▸ **Pedido apresentado A**: No excerto fornecido, que duas figuras não permitiam aos próprios filhos o uso de telemóveis ou de internet?

▸ **Excerto fornecido**:
▬▬▬▬▬▬▬▬▬▬

É conhecido que figuras como Steve Jobs e Bill Gates não permitiam aos seus próprios filhos o uso de telemóveis ou de internet, e regulavam o seu próprio uso destas ferramentas com extremo cuidado.
Quando até os criadores e promotores destas tecnologias impõem limites severos ao seu uso, tanto para si como para os seus filhos, não nos diz isso que nós próprios deveremos aplicar pelo menos o mesmo grau de prudência e vigilância?
Enquanto católicos, isto deve interpelar-nos de modo ainda mais profundo. A desordem mental gerada por estas práticas enfraquece diretamente o uso da razão — e, portanto, torna mais difícil o exercício das virtudes. Uma mente fatigada, inquieta e superficial não terá facilidade em cultivar a oração mental, a meditação, ou sequer a atenção ao Santo Sacrifício da Missa.
Perigos para a vida social
No que toca aos perigos que estas tecnologias representam para a nossa vida social, devemos, antes de mais, recordar o seguinte: o homem não foi feito para estar constantemente em contacto com outros seres racionais.
Já dizia o autor da Imitação de Cristo, no século XV, que “tantas vezes quantas convivi com os homens, menos homem voltei.” Ora, se isto se aplicava ao convívio social dissipado do seu tempo, quanto mais se aplicará hoje, à dissipação desenfreada do uso das redes sociais?

▬▬▬▬▬▬▬▬▬▬

▸ **Dados apresentados**:
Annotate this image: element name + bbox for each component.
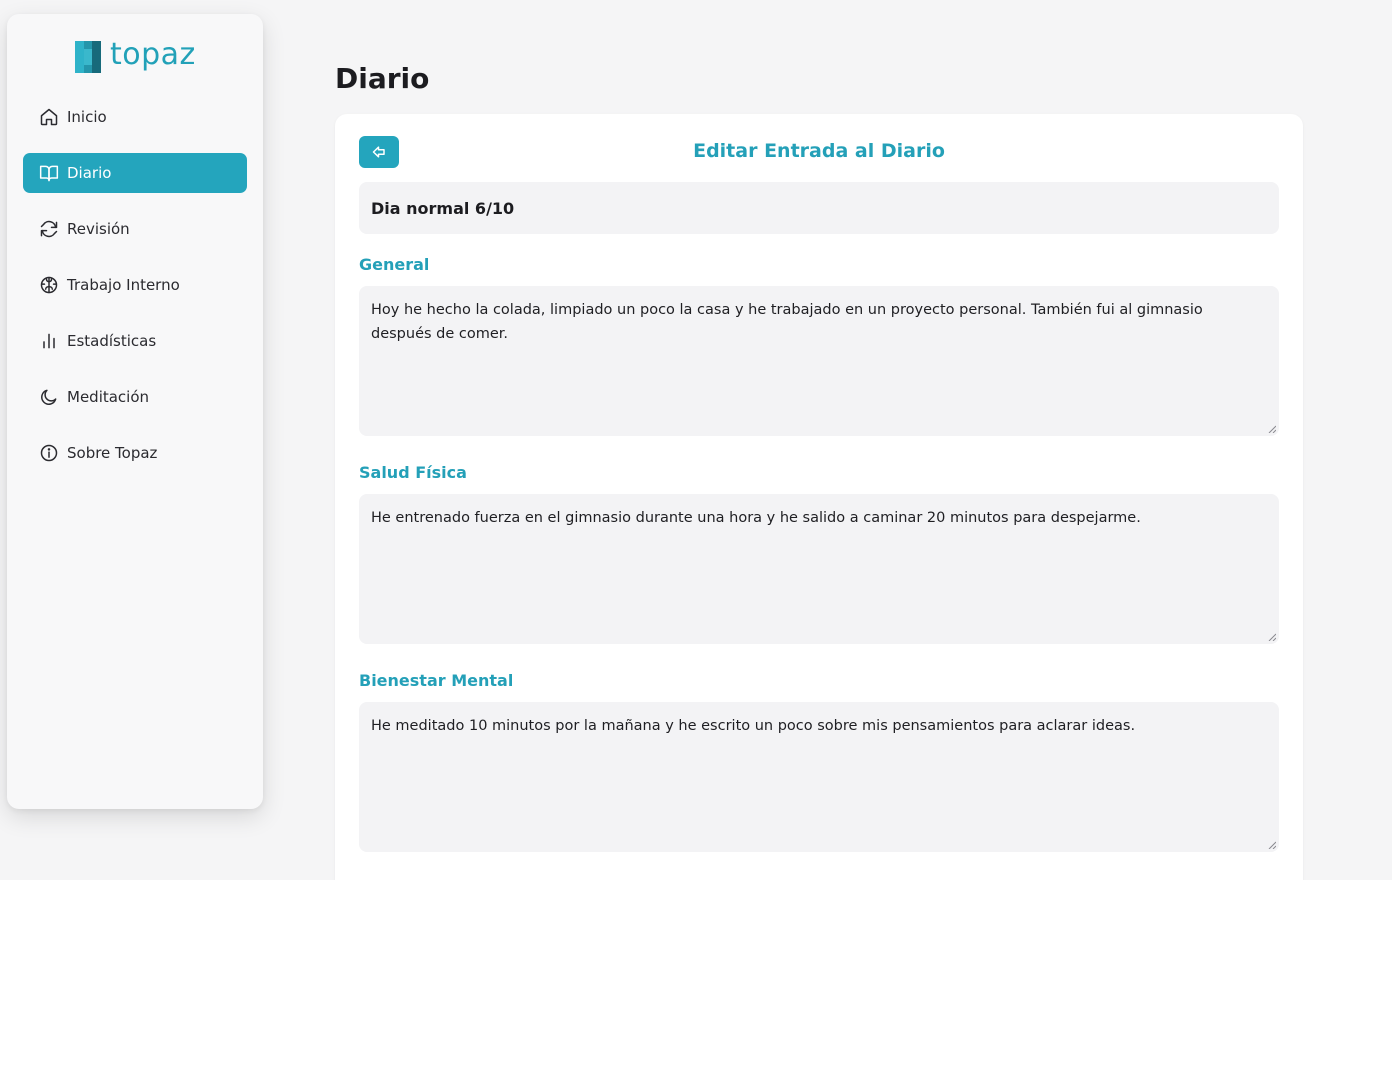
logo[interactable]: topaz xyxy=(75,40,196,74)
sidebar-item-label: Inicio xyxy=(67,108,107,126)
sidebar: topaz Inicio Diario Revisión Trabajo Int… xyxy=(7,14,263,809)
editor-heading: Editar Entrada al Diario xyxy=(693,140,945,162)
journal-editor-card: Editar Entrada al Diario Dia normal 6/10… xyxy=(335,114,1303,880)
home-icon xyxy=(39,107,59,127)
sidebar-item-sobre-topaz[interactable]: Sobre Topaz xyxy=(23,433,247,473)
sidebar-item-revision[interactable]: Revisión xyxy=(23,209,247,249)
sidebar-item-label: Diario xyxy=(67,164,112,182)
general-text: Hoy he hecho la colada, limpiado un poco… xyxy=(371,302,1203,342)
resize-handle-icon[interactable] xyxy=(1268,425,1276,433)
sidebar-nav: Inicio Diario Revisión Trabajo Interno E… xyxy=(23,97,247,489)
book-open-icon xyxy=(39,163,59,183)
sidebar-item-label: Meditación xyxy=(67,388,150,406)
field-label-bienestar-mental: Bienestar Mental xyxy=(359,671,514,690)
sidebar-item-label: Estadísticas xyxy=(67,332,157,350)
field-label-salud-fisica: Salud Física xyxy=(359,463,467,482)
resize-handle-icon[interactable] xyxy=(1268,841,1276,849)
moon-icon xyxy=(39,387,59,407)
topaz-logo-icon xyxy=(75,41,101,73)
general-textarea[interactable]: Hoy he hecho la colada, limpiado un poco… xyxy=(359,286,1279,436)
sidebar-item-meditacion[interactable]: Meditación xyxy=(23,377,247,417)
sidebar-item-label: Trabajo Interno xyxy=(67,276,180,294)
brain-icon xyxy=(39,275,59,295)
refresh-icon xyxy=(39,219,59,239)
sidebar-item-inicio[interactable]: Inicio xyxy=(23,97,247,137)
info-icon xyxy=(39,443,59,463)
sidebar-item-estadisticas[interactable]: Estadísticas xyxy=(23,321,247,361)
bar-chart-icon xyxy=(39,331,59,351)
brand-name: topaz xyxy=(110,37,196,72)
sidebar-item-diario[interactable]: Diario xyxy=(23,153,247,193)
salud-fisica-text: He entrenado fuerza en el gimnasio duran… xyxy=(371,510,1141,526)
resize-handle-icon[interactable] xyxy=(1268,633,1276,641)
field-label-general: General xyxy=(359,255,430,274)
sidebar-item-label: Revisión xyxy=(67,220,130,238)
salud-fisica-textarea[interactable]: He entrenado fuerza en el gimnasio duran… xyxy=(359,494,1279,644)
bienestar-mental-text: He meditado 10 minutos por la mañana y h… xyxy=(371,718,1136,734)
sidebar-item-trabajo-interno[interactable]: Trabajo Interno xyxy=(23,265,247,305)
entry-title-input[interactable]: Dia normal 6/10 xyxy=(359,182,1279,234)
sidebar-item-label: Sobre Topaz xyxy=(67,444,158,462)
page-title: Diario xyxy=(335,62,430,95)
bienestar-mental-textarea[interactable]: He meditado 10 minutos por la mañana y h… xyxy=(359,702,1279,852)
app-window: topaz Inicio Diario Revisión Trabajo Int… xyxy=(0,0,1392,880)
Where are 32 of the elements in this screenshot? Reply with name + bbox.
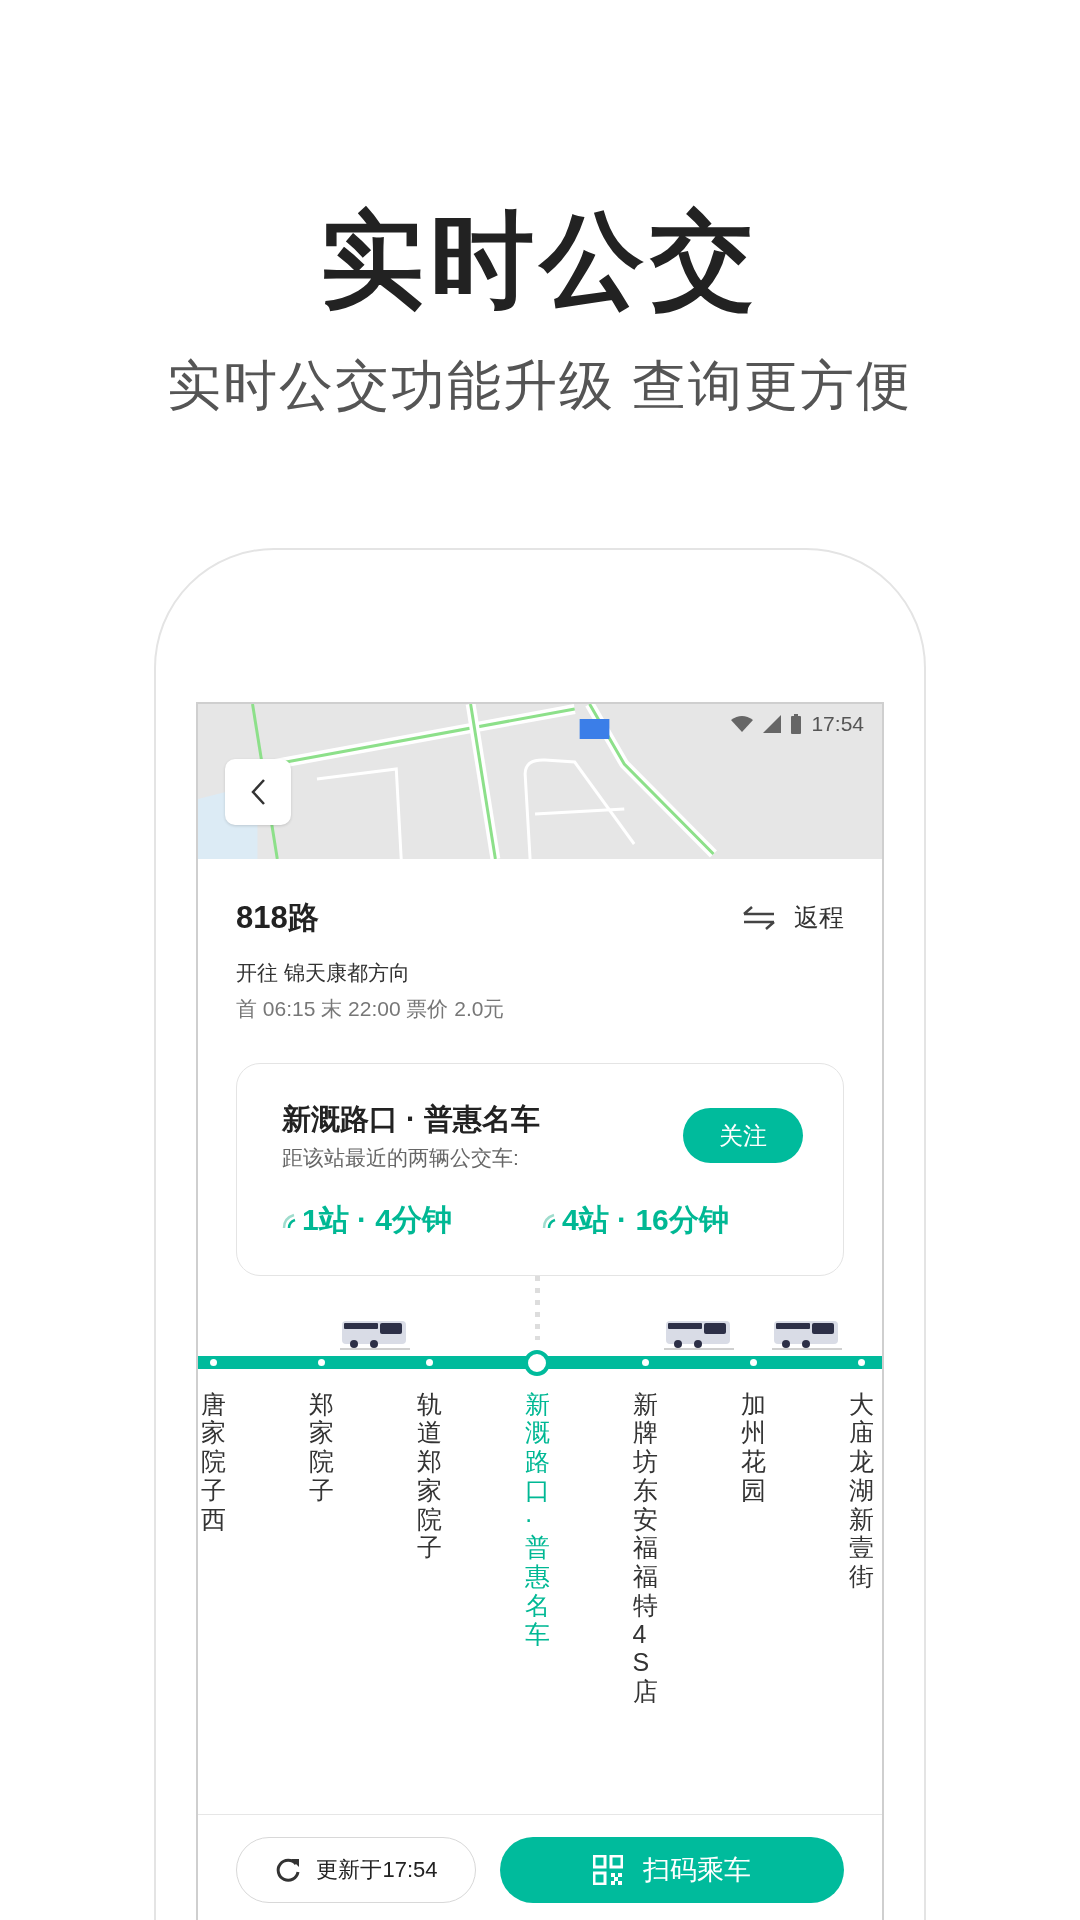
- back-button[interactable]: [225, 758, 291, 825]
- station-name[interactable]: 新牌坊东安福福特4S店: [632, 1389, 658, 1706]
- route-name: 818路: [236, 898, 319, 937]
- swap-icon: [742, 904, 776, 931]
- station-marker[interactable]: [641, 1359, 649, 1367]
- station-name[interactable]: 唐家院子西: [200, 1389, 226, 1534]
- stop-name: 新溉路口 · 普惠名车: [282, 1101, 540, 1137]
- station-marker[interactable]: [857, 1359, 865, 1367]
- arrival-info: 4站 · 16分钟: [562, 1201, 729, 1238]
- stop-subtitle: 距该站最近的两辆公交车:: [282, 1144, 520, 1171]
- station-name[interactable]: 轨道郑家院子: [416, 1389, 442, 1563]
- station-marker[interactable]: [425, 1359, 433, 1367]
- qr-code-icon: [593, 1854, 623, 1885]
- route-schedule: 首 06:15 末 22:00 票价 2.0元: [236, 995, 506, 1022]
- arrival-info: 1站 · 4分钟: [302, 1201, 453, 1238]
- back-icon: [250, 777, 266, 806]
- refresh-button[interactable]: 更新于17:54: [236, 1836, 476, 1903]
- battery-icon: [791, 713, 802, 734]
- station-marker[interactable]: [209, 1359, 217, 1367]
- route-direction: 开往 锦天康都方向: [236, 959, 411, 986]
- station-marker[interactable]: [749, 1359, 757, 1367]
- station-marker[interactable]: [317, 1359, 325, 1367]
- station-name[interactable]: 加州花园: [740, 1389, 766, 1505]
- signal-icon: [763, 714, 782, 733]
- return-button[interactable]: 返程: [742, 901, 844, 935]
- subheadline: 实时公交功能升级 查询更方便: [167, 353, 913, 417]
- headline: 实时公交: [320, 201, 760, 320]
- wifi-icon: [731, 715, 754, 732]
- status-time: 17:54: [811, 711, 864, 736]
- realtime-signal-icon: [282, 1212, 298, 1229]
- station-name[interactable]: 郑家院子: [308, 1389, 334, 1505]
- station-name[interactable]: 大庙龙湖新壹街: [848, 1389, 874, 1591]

▬▬▬▬▬▬▬▬▬▬

▸ **Pedido apresentado B**: Nos registos, da linha que contém "- back-button[interactable]: [225, 758, 291, 825]" até à linha que contém "- refresh-button[interactable]: 更新于17:54: [236, 1836, 476, 1903]", inclusive, renomeia "station-marker" para "stop-marker". Reproduz apenas essas linhas, sem mais nenhuma alteração.

▸ **Resposta escrita A**: Steve Jobs e Bill Gates.

▸ **Resposta escrita B**:
- back-button[interactable]: [225, 758, 291, 825]
- station-name[interactable]: 新牌坊东安福福特4S店: [632, 1389, 658, 1706]
- route-name: 818路: [236, 898, 319, 937]
- swap-icon: [742, 904, 776, 931]
- stop-marker[interactable]: [641, 1359, 649, 1367]
- station-name[interactable]: 唐家院子西: [200, 1389, 226, 1534]
- stop-name: 新溉路口 · 普惠名车: [282, 1101, 540, 1137]
- stop-marker[interactable]: [857, 1359, 865, 1367]
- arrival-info: 4站 · 16分钟: [562, 1201, 729, 1238]
- stop-subtitle: 距该站最近的两辆公交车:: [282, 1144, 520, 1171]
- station-name[interactable]: 轨道郑家院子: [416, 1389, 442, 1563]
- stop-marker[interactable]: [425, 1359, 433, 1367]
- qr-code-icon: [593, 1854, 623, 1885]
- route-schedule: 首 06:15 末 22:00 票价 2.0元: [236, 995, 506, 1022]
- arrival-info: 1站 · 4分钟: [302, 1201, 453, 1238]
- back-icon: [250, 777, 266, 806]
- refresh-button[interactable]: 更新于17:54: [236, 1836, 476, 1903]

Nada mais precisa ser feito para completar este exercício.